### INFORMATION SUPPLIED
┌────────
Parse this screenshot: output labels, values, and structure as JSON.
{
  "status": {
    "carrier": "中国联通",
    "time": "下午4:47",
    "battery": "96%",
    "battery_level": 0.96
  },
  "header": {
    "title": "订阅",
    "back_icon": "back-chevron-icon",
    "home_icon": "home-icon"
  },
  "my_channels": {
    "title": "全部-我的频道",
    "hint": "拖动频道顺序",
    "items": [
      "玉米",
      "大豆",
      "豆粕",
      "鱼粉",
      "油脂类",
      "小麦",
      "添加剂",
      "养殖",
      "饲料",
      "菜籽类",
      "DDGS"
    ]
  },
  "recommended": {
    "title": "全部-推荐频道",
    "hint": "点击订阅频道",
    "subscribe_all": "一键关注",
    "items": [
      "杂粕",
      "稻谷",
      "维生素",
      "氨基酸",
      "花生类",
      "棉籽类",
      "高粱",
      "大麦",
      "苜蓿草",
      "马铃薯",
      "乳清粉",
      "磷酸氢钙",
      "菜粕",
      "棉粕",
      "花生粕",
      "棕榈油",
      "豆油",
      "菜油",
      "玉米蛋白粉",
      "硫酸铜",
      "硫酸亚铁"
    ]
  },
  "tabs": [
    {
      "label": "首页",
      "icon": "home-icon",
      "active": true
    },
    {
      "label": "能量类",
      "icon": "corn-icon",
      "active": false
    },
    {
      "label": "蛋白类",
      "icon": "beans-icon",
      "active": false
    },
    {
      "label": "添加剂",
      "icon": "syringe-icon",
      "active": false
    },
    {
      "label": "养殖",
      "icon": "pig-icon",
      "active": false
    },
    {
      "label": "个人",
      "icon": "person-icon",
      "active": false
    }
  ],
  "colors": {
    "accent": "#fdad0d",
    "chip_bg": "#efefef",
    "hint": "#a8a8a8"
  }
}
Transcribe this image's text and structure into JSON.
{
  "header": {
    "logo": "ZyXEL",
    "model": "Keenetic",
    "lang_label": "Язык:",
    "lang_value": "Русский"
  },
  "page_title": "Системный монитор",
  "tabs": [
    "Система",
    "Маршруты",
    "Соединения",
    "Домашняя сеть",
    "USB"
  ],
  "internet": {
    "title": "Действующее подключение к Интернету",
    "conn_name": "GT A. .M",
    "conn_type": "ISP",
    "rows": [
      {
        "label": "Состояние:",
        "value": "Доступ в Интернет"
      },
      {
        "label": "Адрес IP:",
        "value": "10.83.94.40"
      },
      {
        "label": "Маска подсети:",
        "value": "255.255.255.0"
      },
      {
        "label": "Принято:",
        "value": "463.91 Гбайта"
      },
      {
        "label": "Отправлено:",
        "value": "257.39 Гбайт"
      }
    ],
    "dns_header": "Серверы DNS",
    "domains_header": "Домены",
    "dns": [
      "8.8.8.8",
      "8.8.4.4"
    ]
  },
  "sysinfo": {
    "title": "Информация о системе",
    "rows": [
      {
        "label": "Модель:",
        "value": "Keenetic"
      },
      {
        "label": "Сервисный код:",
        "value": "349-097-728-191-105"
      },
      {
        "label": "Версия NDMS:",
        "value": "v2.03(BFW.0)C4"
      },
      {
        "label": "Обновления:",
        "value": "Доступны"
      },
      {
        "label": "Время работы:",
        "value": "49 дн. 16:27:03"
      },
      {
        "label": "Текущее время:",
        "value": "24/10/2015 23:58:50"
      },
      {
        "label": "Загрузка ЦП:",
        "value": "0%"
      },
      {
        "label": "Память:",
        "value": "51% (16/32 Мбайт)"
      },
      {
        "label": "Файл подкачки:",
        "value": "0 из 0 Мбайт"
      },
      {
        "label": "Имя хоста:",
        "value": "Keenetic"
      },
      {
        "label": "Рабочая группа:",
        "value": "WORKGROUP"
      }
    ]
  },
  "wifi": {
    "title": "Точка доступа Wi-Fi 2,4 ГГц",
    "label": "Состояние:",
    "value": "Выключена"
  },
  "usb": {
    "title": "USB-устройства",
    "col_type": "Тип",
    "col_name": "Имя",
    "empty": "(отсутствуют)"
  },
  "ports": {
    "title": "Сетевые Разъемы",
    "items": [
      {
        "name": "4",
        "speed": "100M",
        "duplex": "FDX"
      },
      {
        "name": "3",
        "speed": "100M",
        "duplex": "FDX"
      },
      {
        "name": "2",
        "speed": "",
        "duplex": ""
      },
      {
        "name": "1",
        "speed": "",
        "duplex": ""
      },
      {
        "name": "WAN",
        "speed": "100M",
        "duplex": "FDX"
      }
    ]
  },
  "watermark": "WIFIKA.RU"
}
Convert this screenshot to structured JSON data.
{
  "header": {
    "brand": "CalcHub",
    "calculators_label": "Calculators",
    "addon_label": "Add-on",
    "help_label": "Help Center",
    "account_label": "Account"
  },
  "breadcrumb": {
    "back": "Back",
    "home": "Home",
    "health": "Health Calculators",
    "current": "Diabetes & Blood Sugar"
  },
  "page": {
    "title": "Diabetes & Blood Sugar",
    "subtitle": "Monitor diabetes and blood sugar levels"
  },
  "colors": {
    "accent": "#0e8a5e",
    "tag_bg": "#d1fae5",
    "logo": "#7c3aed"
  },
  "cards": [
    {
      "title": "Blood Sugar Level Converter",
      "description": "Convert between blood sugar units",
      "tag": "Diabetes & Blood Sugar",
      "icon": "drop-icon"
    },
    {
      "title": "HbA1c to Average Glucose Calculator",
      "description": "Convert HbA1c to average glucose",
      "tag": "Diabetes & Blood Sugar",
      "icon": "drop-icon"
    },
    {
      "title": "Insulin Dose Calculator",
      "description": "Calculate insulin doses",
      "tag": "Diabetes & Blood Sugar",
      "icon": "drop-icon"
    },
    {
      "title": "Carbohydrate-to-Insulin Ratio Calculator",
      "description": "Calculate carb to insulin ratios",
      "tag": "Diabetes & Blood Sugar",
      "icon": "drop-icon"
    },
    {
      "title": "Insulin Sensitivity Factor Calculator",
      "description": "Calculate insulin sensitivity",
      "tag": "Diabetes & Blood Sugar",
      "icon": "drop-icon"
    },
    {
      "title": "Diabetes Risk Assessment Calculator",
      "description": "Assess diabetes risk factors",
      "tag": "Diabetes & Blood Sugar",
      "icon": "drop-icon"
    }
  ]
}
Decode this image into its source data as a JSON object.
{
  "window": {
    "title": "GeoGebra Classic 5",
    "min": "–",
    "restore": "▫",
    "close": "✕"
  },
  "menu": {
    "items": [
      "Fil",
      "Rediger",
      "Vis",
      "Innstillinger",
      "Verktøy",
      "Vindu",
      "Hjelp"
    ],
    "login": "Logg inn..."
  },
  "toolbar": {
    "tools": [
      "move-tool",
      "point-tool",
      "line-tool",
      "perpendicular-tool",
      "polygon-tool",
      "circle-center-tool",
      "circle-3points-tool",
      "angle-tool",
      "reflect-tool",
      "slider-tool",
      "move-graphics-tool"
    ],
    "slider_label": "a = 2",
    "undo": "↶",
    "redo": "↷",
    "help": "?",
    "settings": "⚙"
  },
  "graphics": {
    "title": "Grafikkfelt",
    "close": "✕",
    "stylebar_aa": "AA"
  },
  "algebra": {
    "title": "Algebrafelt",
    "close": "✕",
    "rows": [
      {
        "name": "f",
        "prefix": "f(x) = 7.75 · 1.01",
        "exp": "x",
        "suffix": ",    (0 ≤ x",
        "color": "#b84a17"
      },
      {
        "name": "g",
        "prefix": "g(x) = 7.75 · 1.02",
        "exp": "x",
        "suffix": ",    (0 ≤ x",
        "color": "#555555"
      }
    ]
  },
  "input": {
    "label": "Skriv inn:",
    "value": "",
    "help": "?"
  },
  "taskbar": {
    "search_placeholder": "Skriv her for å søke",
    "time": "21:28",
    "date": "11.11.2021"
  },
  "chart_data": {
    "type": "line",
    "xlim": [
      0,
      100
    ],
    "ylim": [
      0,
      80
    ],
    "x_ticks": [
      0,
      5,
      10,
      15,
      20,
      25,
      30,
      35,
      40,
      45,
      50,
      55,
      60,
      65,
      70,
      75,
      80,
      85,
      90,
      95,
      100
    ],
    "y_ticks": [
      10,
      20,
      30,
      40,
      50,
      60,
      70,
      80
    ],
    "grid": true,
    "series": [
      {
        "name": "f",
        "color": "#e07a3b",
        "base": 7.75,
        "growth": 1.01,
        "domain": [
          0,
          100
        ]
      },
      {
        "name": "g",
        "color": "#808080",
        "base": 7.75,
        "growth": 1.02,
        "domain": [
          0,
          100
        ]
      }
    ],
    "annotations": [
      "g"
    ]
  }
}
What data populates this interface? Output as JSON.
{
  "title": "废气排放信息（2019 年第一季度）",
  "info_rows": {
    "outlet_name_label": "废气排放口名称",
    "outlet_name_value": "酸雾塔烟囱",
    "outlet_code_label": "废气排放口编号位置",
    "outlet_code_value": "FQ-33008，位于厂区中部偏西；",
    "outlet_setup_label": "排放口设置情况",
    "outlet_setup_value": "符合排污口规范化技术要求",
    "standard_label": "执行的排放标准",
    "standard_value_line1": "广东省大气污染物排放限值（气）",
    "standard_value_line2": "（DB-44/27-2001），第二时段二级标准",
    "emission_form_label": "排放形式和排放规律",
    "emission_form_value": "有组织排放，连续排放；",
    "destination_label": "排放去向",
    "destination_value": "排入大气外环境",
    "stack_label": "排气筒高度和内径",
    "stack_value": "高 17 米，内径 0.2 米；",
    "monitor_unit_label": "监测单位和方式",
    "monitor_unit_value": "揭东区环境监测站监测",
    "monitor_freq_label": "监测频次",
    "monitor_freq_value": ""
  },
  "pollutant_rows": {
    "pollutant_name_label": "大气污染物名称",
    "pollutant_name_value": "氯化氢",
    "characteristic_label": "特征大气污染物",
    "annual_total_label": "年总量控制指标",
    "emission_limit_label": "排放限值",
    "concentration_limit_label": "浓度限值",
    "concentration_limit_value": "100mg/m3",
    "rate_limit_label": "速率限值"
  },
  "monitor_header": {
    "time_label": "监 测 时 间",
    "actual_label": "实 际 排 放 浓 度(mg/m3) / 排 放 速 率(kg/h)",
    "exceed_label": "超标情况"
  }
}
└────────
### GOAL
Pull out every line in the data above that has the word "Skriv".

### SOLUTION FOR THIS EXERCISE
    "label": "Skriv inn:",
    "search_placeholder": "Skriv her for å søke",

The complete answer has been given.